> [SHORT EXERCISE]: Make an exact transcription of the material, leaving out all images.

> [DATA FOR THIS TASK]:
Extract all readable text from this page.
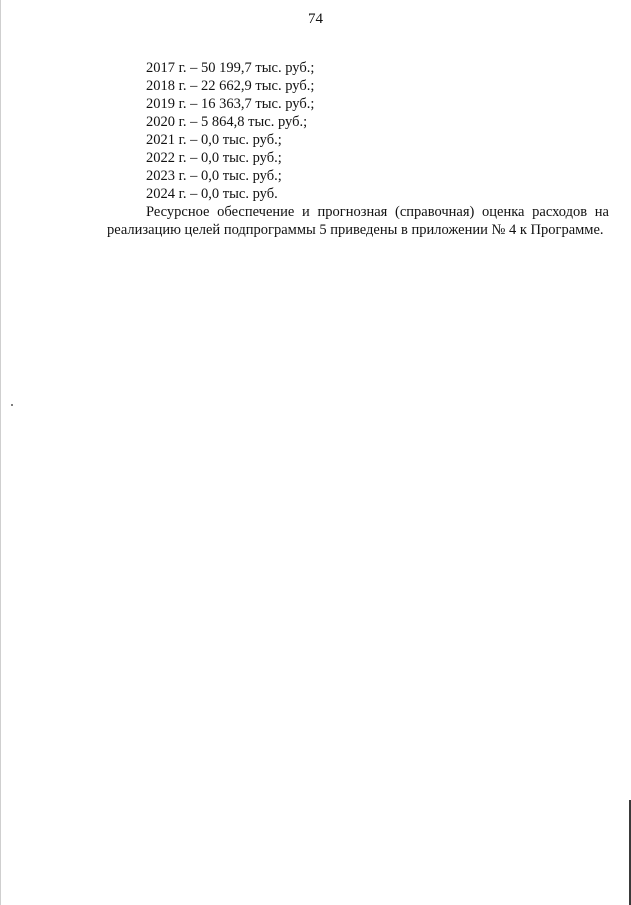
74
2017 г. – 50 199,7 тыс. руб.;
2018 г. – 22 662,9 тыс. руб.;
2019 г. – 16 363,7 тыс. руб.;
2020 г. – 5 864,8 тыс. руб.;
2021 г. – 0,0 тыс. руб.;
2022 г. – 0,0 тыс. руб.;
2023 г. – 0,0 тыс. руб.;
2024 г. – 0,0 тыс. руб.

Ресурсное обеспечение и прогнозная (справочная) оценка расходов на реализацию целей подпрограммы 5 приведены в приложении № 4 к Программе.
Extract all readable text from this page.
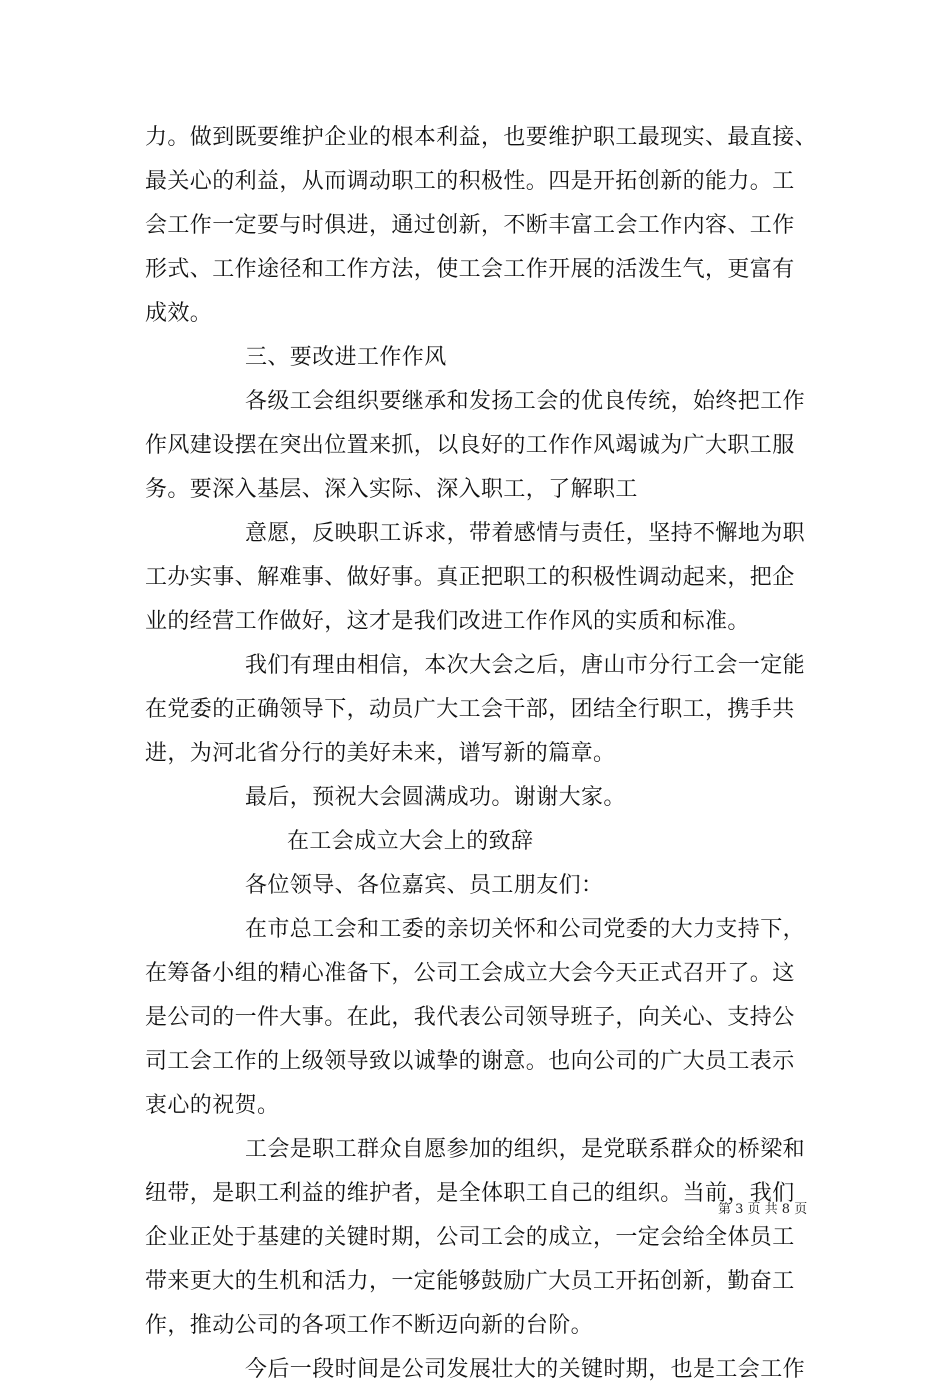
力。做到既要维护企业的根本利益，也要维护职工最现实、最直接、
最关心的利益，从而调动职工的积极性。四是开拓创新的能力。工
会工作一定要与时俱进，通过创新，不断丰富工会工作内容、工作
形式、工作途径和工作方法，使工会工作开展的活泼生气，更富有
成效。
三、要改进工作作风
各级工会组织要继承和发扬工会的优良传统，始终把工作
作风建设摆在突出位置来抓，以良好的工作作风竭诚为广大职工服
务。要深入基层、深入实际、深入职工，了解职工
意愿，反映职工诉求，带着感情与责任，坚持不懈地为职
工办实事、解难事、做好事。真正把职工的积极性调动起来，把企
业的经营工作做好，这才是我们改进工作作风的实质和标准。
我们有理由相信，本次大会之后，唐山市分行工会一定能
在党委的正确领导下，动员广大工会干部，团结全行职工，携手共
进，为河北省分行的美好未来，谱写新的篇章。
最后，预祝大会圆满成功。谢谢大家。
在工会成立大会上的致辞
各位领导、各位嘉宾、员工朋友们：
在市总工会和工委的亲切关怀和公司党委的大力支持下，
在筹备小组的精心准备下，公司工会成立大会今天正式召开了。这
是公司的一件大事。在此，我代表公司领导班子，向关心、支持公
司工会工作的上级领导致以诚挚的谢意。也向公司的广大员工表示
衷心的祝贺。
工会是职工群众自愿参加的组织，是党联系群众的桥梁和
纽带，是职工利益的维护者，是全体职工自己的组织。当前，我们
企业正处于基建的关键时期，公司工会的成立，一定会给全体员工
带来更大的生机和活力，一定能够鼓励广大员工开拓创新，勤奋工
作，推动公司的各项工作不断迈向新的台阶。
今后一段时间是公司发展壮大的关键时期，也是工会工作
第 3 页 共 8 页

> [FINISHED TASK]:
Extract all readable text from this page.
74
2017 г. – 50 199,7 тыс. руб.;
2018 г. – 22 662,9 тыс. руб.;
2019 г. – 16 363,7 тыс. руб.;
2020 г. – 5 864,8 тыс. руб.;
2021 г. – 0,0 тыс. руб.;
2022 г. – 0,0 тыс. руб.;
2023 г. – 0,0 тыс. руб.;
2024 г. – 0,0 тыс. руб.

Ресурсное обеспечение и прогнозная (справочная) оценка расходов на реализацию целей подпрограммы 5 приведены в приложении № 4 к Программе.
Extract all readable text from this page.
力。做到既要维护企业的根本利益，也要维护职工最现实、最直接、
最关心的利益，从而调动职工的积极性。四是开拓创新的能力。工
会工作一定要与时俱进，通过创新，不断丰富工会工作内容、工作
形式、工作途径和工作方法，使工会工作开展的活泼生气，更富有
成效。
三、要改进工作作风
各级工会组织要继承和发扬工会的优良传统，始终把工作
作风建设摆在突出位置来抓，以良好的工作作风竭诚为广大职工服
务。要深入基层、深入实际、深入职工，了解职工
意愿，反映职工诉求，带着感情与责任，坚持不懈地为职
工办实事、解难事、做好事。真正把职工的积极性调动起来，把企
业的经营工作做好，这才是我们改进工作作风的实质和标准。
我们有理由相信，本次大会之后，唐山市分行工会一定能
在党委的正确领导下，动员广大工会干部，团结全行职工，携手共
进，为河北省分行的美好未来，谱写新的篇章。
最后，预祝大会圆满成功。谢谢大家。
在工会成立大会上的致辞
各位领导、各位嘉宾、员工朋友们：
在市总工会和工委的亲切关怀和公司党委的大力支持下，
在筹备小组的精心准备下，公司工会成立大会今天正式召开了。这
是公司的一件大事。在此，我代表公司领导班子，向关心、支持公
司工会工作的上级领导致以诚挚的谢意。也向公司的广大员工表示
衷心的祝贺。
工会是职工群众自愿参加的组织，是党联系群众的桥梁和
纽带，是职工利益的维护者，是全体职工自己的组织。当前，我们
企业正处于基建的关键时期，公司工会的成立，一定会给全体员工
带来更大的生机和活力，一定能够鼓励广大员工开拓创新，勤奋工
作，推动公司的各项工作不断迈向新的台阶。
今后一段时间是公司发展壮大的关键时期，也是工会工作
第 3 页 共 8 页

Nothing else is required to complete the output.